### Task statement
Copy the items from the start through the line containing "136, 607, 139]", changing each "send-slot" to "aux-send" and leaving everything else as it is.

________________

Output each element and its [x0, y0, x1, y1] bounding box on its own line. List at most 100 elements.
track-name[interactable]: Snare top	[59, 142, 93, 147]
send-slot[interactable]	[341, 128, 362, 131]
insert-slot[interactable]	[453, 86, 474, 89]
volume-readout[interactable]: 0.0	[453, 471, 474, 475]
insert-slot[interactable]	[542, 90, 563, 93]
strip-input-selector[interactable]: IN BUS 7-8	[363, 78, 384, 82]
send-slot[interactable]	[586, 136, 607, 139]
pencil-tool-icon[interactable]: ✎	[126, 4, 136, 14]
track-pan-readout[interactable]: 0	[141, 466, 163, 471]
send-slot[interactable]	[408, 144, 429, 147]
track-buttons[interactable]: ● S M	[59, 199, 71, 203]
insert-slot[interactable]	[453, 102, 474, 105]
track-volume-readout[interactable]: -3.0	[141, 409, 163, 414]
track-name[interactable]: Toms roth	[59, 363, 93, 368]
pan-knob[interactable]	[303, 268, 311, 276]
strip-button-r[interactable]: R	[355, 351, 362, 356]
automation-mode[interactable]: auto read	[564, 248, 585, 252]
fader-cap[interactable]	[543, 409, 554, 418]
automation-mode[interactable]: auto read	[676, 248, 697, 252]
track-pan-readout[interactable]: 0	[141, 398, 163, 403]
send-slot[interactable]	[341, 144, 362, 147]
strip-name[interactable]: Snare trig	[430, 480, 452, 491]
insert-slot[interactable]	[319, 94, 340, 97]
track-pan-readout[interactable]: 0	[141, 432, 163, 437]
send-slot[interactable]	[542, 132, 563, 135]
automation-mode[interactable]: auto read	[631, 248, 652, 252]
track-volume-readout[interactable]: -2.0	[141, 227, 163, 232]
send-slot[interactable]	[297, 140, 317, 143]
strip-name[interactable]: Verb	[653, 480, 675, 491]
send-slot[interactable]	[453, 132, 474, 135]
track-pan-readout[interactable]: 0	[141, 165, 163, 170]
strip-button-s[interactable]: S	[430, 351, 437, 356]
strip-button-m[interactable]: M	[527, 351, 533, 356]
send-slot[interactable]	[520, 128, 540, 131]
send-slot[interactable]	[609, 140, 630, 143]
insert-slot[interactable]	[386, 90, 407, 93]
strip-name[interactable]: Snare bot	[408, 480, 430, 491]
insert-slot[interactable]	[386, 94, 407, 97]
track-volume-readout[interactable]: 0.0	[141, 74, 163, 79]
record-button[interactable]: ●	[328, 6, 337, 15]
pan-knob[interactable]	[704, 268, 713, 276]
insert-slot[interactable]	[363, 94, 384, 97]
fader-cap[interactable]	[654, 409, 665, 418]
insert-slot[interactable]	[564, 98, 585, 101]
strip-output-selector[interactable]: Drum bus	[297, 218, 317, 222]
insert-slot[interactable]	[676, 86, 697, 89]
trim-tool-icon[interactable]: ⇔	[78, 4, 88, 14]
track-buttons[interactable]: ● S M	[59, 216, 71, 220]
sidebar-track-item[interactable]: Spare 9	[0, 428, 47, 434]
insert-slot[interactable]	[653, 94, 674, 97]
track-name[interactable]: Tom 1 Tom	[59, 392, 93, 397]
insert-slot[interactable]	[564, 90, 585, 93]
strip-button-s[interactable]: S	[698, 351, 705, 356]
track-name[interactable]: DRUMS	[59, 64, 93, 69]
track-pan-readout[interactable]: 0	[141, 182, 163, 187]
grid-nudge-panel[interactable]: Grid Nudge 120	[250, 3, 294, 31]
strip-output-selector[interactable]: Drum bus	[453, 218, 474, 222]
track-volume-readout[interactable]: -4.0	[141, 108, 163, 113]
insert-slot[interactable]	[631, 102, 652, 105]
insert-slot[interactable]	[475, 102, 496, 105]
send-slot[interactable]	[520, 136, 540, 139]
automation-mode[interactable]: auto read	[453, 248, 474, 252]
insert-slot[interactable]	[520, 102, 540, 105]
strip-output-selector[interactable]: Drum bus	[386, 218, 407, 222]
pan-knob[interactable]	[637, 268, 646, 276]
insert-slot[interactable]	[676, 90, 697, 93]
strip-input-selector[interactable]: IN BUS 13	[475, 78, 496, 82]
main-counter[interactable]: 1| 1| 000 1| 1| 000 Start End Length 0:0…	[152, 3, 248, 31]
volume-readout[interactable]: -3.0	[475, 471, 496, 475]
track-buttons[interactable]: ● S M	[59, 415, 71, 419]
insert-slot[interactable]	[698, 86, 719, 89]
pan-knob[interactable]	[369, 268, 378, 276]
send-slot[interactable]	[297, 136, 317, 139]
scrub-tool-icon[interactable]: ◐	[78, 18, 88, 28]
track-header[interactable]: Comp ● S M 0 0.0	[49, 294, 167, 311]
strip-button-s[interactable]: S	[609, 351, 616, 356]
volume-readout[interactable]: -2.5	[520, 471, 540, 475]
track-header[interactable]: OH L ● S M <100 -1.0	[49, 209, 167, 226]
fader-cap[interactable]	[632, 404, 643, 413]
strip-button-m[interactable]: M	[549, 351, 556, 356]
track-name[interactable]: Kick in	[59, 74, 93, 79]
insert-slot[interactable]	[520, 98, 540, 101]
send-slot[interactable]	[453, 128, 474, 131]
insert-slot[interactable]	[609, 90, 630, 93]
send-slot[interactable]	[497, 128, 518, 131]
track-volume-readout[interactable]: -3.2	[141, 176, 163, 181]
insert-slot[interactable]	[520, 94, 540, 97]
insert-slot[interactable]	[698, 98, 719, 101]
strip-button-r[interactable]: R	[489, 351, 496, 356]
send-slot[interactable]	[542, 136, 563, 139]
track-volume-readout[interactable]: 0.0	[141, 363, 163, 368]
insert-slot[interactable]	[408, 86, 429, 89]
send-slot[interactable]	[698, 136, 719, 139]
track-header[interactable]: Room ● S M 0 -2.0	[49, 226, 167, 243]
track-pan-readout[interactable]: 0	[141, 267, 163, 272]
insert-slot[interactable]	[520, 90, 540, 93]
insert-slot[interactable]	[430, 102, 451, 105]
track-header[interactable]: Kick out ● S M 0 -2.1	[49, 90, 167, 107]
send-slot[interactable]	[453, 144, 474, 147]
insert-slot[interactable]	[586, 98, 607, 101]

________________

### Task answer
Output each element and its [x0, y0, x1, y1] bounding box on its own line. List at most 100 elements.
track-name[interactable]: Snare top	[59, 142, 93, 147]
aux-send[interactable]	[341, 128, 362, 131]
insert-slot[interactable]	[453, 86, 474, 89]
volume-readout[interactable]: 0.0	[453, 471, 474, 475]
insert-slot[interactable]	[542, 90, 563, 93]
strip-input-selector[interactable]: IN BUS 7-8	[363, 78, 384, 82]
aux-send[interactable]	[586, 136, 607, 139]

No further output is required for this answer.